Please tally the lines of the records that contain "this" and send back only the total.

─── Data section ───

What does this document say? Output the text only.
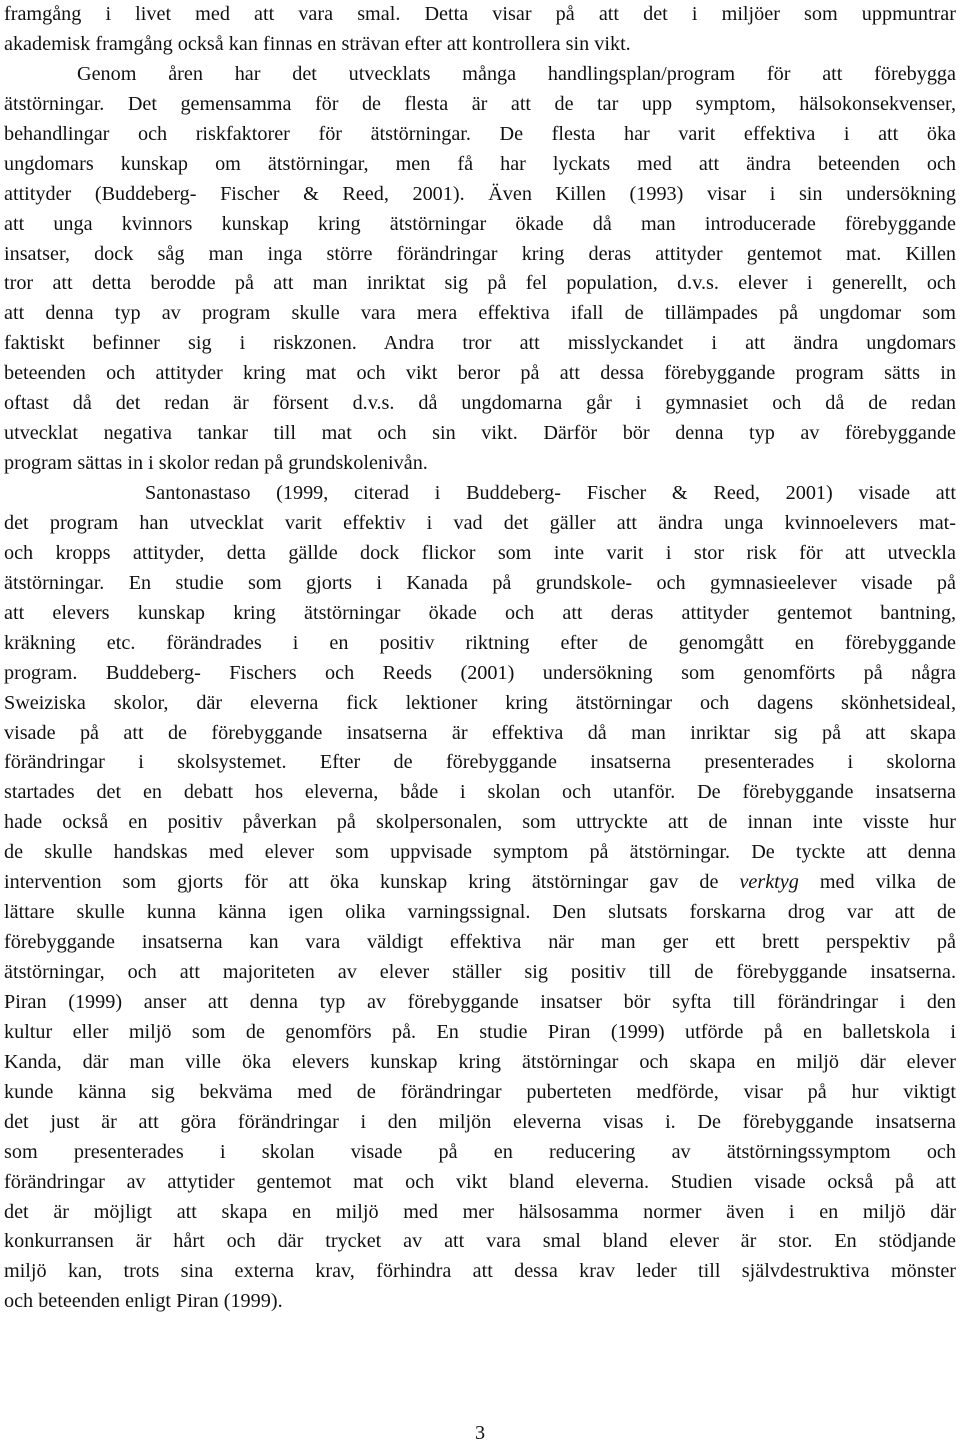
framgång i livet med att vara smal. Detta visar på att det i miljöer som uppmuntrar
akademisk framgång också kan finnas en strävan efter att kontrollera sin vikt.
Genom åren har det utvecklats många handlingsplan/program för att förebygga
ätstörningar. Det gemensamma för de flesta är att de tar upp symptom, hälsokonsekvenser,
behandlingar och riskfaktorer för ätstörningar. De flesta har varit effektiva i att öka
ungdomars kunskap om ätstörningar, men få har lyckats med att ändra beteenden och
attityder (Buddeberg- Fischer & Reed, 2001). Även Killen (1993) visar i sin undersökning
att unga kvinnors kunskap kring ätstörningar ökade då man introducerade förebyggande
insatser, dock såg man inga större förändringar kring deras attityder gentemot mat. Killen
tror att detta berodde på att man inriktat sig på fel population, d.v.s. elever i generellt, och
att denna typ av program skulle vara mera effektiva ifall de tillämpades på ungdomar som
faktiskt befinner sig i riskzonen. Andra tror att misslyckandet i att ändra ungdomars
beteenden och attityder kring mat och vikt beror på att dessa förebyggande program sätts in
oftast då det redan är försent d.v.s. då ungdomarna går i gymnasiet och då de redan
utvecklat negativa tankar till mat och sin vikt. Därför bör denna typ av förebyggande
program sättas in i skolor redan på grundskolenivån.
Santonastaso (1999, citerad i Buddeberg- Fischer & Reed, 2001) visade att
det program han utvecklat varit effektiv i vad det gäller att ändra unga kvinnoelevers mat-
och kropps attityder, detta gällde dock flickor som inte varit i stor risk för att utveckla
ätstörningar. En studie som gjorts i Kanada på grundskole- och gymnasieelever visade på
att elevers kunskap kring ätstörningar ökade och att deras attityder gentemot bantning,
kräkning etc. förändrades i en positiv riktning efter de genomgått en förebyggande
program. Buddeberg- Fischers och Reeds (2001) undersökning som genomförts på några
Sweiziska skolor, där eleverna fick lektioner kring ätstörningar och dagens skönhetsideal,
visade på att de förebyggande insatserna är effektiva då man inriktar sig på att skapa
förändringar i skolsystemet. Efter de förebyggande insatserna presenterades i skolorna
startades det en debatt hos eleverna, både i skolan och utanför. De förebyggande insatserna
hade också en positiv påverkan på skolpersonalen, som uttryckte att de innan inte visste hur
de skulle handskas med elever som uppvisade symptom på ätstörningar. De tyckte att denna
intervention som gjorts för att öka kunskap kring ätstörningar gav de verktyg med vilka de
lättare skulle kunna känna igen olika varningssignal. Den slutsats forskarna drog var att de
förebyggande insatserna kan vara väldigt effektiva när man ger ett brett perspektiv på
ätstörningar, och att majoriteten av elever ställer sig positiv till de förebyggande insatserna.
Piran (1999) anser att denna typ av förebyggande insatser bör syfta till förändringar i den
kultur eller miljö som de genomförs på. En studie Piran (1999) utförde på en balletskola i
Kanda, där man ville öka elevers kunskap kring ätstörningar och skapa en miljö där elever
kunde känna sig bekväma med de förändringar puberteten medförde, visar på hur viktigt
det just är att göra förändringar i den miljön eleverna visas i. De förebyggande insatserna
som presenterades i skolan visade på en reducering av ätstörningssymptom och
förändringar av attytider gentemot mat och vikt bland eleverna. Studien visade också på att
det är möjligt att skapa en miljö med mer hälsosamma normer även i en miljö där
konkurransen är hårt och där trycket av att vara smal bland elever är stor. En stödjande
miljö kan, trots sina externa krav, förhindra att dessa krav leder till självdestruktiva mönster
och beteenden enligt Piran (1999).
3
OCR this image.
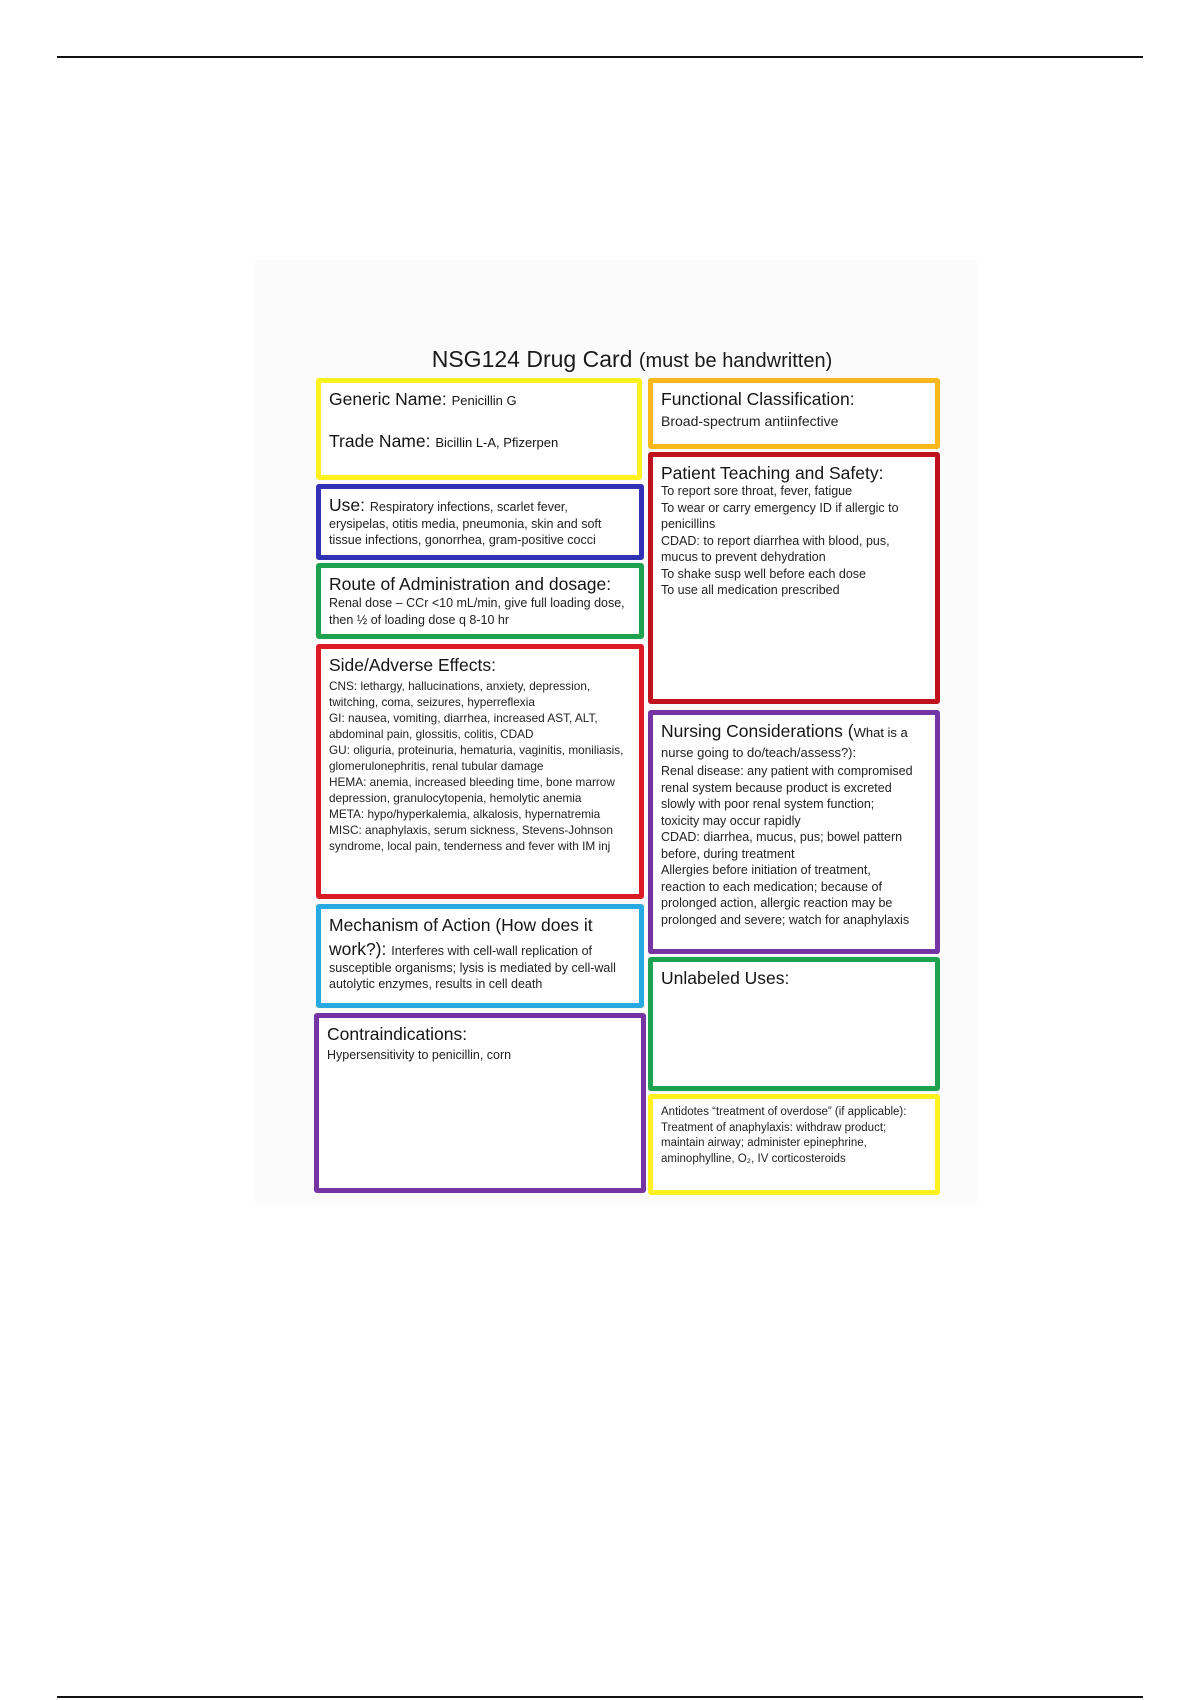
NSG124 Drug Card (must be handwritten)
Generic Name: Penicillin G
Trade Name: Bicillin L-A, Pfizerpen
Functional Classification:
Broad-spectrum antiinfective
Use: Respiratory infections, scarlet fever,
erysipelas, otitis media, pneumonia, skin and soft
tissue infections, gonorrhea, gram-positive cocci
Route of Administration and dosage:
Renal dose – CCr <10 mL/min, give full loading dose,
then ½ of loading dose q 8-10 hr
Side/Adverse Effects:
CNS: lethargy, hallucinations, anxiety, depression,
twitching, coma, seizures, hyperreflexia
GI: nausea, vomiting, diarrhea, increased AST, ALT,
abdominal pain, glossitis, colitis, CDAD
GU: oliguria, proteinuria, hematuria, vaginitis, moniliasis,
glomerulonephritis, renal tubular damage
HEMA: anemia, increased bleeding time, bone marrow
depression, granulocytopenia, hemolytic anemia
META: hypo/hyperkalemia, alkalosis, hypernatremia
MISC: anaphylaxis, serum sickness, Stevens-Johnson
syndrome, local pain, tenderness and fever with IM inj
Mechanism of Action (How does it
work?): Interferes with cell-wall replication of
susceptible organisms; lysis is mediated by cell-wall
autolytic enzymes, results in cell death
Contraindications:
Hypersensitivity to penicillin, corn
Patient Teaching and Safety:
To report sore throat, fever, fatigue
To wear or carry emergency ID if allergic to
penicillins
CDAD: to report diarrhea with blood, pus,
mucus to prevent dehydration
To shake susp well before each dose
To use all medication prescribed
Nursing Considerations (What is a
nurse going to do/teach/assess?):
Renal disease: any patient with compromised
renal system because product is excreted
slowly with poor renal system function;
toxicity may occur rapidly
CDAD: diarrhea, mucus, pus; bowel pattern
before, during treatment
Allergies before initiation of treatment,
reaction to each medication; because of
prolonged action, allergic reaction may be
prolonged and severe; watch for anaphylaxis
Unlabeled Uses:
Antidotes “treatment of overdose” (if applicable):
Treatment of anaphylaxis: withdraw product;
maintain airway; administer epinephrine,
aminophylline, O₂, IV corticosteroids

───

Task response
2